══ Records provided ══

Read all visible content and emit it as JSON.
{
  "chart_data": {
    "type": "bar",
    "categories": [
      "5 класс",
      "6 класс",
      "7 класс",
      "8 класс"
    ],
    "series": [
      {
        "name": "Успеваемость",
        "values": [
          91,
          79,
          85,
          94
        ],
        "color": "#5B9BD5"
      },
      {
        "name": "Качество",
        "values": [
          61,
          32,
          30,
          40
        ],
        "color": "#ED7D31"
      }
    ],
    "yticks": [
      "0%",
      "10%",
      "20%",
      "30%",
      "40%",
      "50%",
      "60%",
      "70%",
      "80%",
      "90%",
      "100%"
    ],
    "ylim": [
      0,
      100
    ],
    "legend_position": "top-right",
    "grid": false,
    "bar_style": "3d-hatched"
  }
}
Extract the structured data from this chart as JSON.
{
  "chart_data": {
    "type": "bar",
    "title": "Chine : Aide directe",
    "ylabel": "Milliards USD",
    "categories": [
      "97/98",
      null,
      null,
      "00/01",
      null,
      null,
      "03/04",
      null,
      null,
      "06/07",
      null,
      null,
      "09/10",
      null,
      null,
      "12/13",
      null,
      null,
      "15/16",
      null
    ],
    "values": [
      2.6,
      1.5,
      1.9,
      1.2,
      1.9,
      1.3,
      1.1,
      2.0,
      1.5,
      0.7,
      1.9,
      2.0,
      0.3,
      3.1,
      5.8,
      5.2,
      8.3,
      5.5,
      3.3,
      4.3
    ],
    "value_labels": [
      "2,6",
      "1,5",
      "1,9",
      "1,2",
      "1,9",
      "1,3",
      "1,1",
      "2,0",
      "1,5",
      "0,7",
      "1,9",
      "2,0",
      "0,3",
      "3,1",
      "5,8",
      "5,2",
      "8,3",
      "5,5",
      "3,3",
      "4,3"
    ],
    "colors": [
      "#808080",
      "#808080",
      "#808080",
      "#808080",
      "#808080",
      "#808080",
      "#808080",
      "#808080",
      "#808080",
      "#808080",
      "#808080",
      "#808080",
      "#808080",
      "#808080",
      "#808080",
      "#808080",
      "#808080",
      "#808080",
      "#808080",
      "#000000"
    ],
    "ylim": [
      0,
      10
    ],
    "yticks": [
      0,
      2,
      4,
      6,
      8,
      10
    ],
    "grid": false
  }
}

═══

• **Exercise description**:
Reproduce every line of the data verbatim.

• **Completed exercise**:
Read all visible content and emit it as JSON.
{
  "chart_data": {
    "type": "bar",
    "categories": [
      "5 класс",
      "6 класс",
      "7 класс",
      "8 класс"
    ],
    "series": [
      {
        "name": "Успеваемость",
        "values": [
          91,
          79,
          85,
          94
        ],
        "color": "#5B9BD5"
      },
      {
        "name": "Качество",
        "values": [
          61,
          32,
          30,
          40
        ],
        "color": "#ED7D31"
      }
    ],
    "yticks": [
      "0%",
      "10%",
      "20%",
      "30%",
      "40%",
      "50%",
      "60%",
      "70%",
      "80%",
      "90%",
      "100%"
    ],
    "ylim": [
      0,
      100
    ],
    "legend_position": "top-right",
    "grid": false,
    "bar_style": "3d-hatched"
  }
}
Extract the structured data from this chart as JSON.
{
  "chart_data": {
    "type": "bar",
    "title": "Chine : Aide directe",
    "ylabel": "Milliards USD",
    "categories": [
      "97/98",
      null,
      null,
      "00/01",
      null,
      null,
      "03/04",
      null,
      null,
      "06/07",
      null,
      null,
      "09/10",
      null,
      null,
      "12/13",
      null,
      null,
      "15/16",
      null
    ],
    "values": [
      2.6,
      1.5,
      1.9,
      1.2,
      1.9,
      1.3,
      1.1,
      2.0,
      1.5,
      0.7,
      1.9,
      2.0,
      0.3,
      3.1,
      5.8,
      5.2,
      8.3,
      5.5,
      3.3,
      4.3
    ],
    "value_labels": [
      "2,6",
      "1,5",
      "1,9",
      "1,2",
      "1,9",
      "1,3",
      "1,1",
      "2,0",
      "1,5",
      "0,7",
      "1,9",
      "2,0",
      "0,3",
      "3,1",
      "5,8",
      "5,2",
      "8,3",
      "5,5",
      "3,3",
      "4,3"
    ],
    "colors": [
      "#808080",
      "#808080",
      "#808080",
      "#808080",
      "#808080",
      "#808080",
      "#808080",
      "#808080",
      "#808080",
      "#808080",
      "#808080",
      "#808080",
      "#808080",
      "#808080",
      "#808080",
      "#808080",
      "#808080",
      "#808080",
      "#808080",
      "#000000"
    ],
    "ylim": [
      0,
      10
    ],
    "yticks": [
      0,
      2,
      4,
      6,
      8,
      10
    ],
    "grid": false
  }
}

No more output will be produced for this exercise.